◆ YOUR INSTRUCTIONS:
Which lines have the string "Pressure"? Copy all of them from the entries below.

::: INPUT DATA

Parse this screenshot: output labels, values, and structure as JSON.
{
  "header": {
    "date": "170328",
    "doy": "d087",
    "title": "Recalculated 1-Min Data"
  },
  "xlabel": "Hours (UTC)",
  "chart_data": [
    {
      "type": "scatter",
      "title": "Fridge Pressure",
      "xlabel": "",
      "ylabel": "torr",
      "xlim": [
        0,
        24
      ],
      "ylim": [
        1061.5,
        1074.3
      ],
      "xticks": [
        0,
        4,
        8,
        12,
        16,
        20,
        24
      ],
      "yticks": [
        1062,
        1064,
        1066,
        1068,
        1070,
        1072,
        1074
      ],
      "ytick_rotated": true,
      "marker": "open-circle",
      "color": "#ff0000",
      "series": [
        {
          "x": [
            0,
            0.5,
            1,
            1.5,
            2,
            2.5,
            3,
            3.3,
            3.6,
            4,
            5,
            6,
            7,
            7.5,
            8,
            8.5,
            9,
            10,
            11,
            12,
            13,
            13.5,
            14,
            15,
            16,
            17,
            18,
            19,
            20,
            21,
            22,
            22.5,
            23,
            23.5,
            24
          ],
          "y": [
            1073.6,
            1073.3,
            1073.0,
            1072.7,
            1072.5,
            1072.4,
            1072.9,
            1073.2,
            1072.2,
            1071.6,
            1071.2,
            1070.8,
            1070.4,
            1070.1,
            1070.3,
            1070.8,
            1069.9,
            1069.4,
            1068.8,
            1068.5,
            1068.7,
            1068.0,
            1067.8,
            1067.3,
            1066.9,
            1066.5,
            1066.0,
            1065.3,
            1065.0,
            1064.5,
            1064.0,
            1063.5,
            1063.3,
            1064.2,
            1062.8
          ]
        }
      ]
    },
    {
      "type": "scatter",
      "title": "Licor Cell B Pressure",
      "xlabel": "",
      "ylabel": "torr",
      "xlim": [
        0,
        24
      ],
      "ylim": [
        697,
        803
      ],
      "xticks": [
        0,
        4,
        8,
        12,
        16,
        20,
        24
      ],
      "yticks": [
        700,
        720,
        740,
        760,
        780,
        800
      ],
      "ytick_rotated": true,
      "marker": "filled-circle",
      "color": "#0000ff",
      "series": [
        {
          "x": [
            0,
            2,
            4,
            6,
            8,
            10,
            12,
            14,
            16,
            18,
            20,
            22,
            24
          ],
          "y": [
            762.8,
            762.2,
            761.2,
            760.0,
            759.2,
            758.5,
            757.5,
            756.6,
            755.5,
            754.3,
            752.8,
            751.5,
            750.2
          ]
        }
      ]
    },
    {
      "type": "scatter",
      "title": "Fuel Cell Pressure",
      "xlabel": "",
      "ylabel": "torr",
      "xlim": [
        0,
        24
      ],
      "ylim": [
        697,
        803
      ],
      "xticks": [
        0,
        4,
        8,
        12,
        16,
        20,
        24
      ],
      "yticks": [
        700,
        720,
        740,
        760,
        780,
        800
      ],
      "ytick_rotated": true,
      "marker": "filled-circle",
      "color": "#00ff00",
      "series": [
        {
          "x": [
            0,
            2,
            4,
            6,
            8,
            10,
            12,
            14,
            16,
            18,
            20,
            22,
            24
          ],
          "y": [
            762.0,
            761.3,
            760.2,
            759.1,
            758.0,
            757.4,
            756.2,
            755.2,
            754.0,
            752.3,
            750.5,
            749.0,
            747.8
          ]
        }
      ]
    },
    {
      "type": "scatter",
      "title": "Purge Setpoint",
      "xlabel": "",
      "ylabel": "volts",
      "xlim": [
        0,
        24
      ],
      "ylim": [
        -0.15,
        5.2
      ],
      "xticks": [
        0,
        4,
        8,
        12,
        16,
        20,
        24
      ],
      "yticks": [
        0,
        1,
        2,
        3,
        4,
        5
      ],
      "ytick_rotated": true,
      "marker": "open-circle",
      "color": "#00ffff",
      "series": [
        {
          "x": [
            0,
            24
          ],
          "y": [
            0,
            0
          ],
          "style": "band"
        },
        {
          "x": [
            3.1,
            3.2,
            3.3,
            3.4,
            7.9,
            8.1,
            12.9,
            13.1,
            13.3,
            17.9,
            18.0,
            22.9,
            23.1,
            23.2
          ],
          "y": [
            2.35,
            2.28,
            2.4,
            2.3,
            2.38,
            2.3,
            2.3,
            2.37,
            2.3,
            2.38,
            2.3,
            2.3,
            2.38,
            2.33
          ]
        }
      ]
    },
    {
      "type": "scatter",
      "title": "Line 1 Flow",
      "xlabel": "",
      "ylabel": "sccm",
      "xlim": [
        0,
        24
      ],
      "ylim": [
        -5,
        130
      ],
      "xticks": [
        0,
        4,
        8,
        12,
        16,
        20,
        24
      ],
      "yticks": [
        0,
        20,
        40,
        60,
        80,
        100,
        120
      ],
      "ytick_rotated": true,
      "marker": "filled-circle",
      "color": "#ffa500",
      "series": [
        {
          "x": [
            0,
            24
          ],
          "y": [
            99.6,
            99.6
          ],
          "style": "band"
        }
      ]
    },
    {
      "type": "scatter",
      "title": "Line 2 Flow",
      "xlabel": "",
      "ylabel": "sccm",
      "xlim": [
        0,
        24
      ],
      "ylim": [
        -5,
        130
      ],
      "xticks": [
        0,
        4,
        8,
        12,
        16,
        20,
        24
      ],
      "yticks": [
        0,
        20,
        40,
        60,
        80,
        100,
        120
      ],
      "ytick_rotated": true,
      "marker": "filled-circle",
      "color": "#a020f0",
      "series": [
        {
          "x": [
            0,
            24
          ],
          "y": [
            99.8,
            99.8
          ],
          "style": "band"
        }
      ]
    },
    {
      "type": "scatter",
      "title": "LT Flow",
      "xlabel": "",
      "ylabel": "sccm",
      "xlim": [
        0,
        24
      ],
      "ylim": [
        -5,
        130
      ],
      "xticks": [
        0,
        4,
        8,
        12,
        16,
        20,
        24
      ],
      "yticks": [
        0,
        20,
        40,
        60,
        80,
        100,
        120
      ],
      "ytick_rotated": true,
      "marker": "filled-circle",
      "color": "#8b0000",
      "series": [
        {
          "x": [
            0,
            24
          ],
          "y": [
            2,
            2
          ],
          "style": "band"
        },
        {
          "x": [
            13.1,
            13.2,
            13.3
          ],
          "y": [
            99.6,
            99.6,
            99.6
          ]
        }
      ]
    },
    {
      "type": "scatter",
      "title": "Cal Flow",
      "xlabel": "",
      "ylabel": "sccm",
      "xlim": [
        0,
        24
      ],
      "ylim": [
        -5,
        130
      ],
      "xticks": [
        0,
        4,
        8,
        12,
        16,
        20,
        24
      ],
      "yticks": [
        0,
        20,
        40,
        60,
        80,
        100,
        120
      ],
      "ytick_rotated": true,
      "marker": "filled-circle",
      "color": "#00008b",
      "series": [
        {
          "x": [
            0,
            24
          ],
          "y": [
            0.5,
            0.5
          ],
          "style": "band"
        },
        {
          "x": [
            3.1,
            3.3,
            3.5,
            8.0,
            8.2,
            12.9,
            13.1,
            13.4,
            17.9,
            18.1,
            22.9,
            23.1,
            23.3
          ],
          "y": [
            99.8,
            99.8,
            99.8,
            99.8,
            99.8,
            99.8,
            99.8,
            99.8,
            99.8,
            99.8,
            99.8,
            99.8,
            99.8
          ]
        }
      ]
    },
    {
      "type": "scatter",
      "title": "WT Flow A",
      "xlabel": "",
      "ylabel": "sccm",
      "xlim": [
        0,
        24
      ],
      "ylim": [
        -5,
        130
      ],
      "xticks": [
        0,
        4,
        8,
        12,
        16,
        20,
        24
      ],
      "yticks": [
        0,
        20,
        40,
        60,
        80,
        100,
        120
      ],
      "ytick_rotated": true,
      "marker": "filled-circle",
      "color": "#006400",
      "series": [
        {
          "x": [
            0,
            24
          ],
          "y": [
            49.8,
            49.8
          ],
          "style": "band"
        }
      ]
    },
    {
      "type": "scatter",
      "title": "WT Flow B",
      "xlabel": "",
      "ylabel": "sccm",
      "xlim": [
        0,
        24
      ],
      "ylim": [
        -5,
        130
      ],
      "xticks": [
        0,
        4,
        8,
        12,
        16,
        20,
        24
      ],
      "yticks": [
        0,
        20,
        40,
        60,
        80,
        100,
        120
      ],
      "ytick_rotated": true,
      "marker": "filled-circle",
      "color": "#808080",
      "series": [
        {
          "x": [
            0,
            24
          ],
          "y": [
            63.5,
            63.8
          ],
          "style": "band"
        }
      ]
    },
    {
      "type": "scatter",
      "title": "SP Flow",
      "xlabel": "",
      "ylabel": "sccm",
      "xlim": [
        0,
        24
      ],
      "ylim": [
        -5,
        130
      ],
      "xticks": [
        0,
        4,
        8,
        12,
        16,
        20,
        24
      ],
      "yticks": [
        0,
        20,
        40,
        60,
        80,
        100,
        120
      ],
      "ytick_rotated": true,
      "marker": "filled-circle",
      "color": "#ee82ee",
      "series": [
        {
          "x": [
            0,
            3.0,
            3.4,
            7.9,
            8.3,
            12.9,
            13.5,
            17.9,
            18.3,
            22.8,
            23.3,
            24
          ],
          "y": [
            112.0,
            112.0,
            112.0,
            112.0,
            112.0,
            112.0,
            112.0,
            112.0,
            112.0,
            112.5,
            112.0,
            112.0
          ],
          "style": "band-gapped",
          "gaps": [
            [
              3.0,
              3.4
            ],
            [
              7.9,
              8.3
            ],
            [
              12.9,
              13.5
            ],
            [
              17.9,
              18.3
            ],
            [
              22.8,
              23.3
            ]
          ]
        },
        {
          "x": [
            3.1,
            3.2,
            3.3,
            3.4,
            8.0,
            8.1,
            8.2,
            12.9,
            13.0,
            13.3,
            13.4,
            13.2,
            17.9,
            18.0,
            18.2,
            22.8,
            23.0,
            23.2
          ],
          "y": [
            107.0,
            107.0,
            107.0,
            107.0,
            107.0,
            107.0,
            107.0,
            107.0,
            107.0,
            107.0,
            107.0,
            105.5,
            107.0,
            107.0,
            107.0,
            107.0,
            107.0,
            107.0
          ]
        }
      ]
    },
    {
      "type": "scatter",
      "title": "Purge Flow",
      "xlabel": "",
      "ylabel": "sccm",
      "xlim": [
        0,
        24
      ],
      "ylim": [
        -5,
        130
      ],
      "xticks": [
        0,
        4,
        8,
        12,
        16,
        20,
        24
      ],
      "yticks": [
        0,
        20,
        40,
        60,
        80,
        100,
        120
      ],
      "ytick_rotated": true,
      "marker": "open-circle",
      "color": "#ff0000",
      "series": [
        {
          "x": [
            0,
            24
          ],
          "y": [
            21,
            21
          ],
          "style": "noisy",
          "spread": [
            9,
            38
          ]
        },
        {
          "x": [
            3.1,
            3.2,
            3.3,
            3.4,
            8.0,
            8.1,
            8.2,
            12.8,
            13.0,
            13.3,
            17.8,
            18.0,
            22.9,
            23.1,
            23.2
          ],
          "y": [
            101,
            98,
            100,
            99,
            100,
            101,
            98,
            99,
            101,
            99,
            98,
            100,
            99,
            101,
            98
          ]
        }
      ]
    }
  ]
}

::::::

◆ CORRECT RESULT:
      "title": "Fridge Pressure",
      "title": "Licor Cell B Pressure",
      "title": "Fuel Cell Pressure",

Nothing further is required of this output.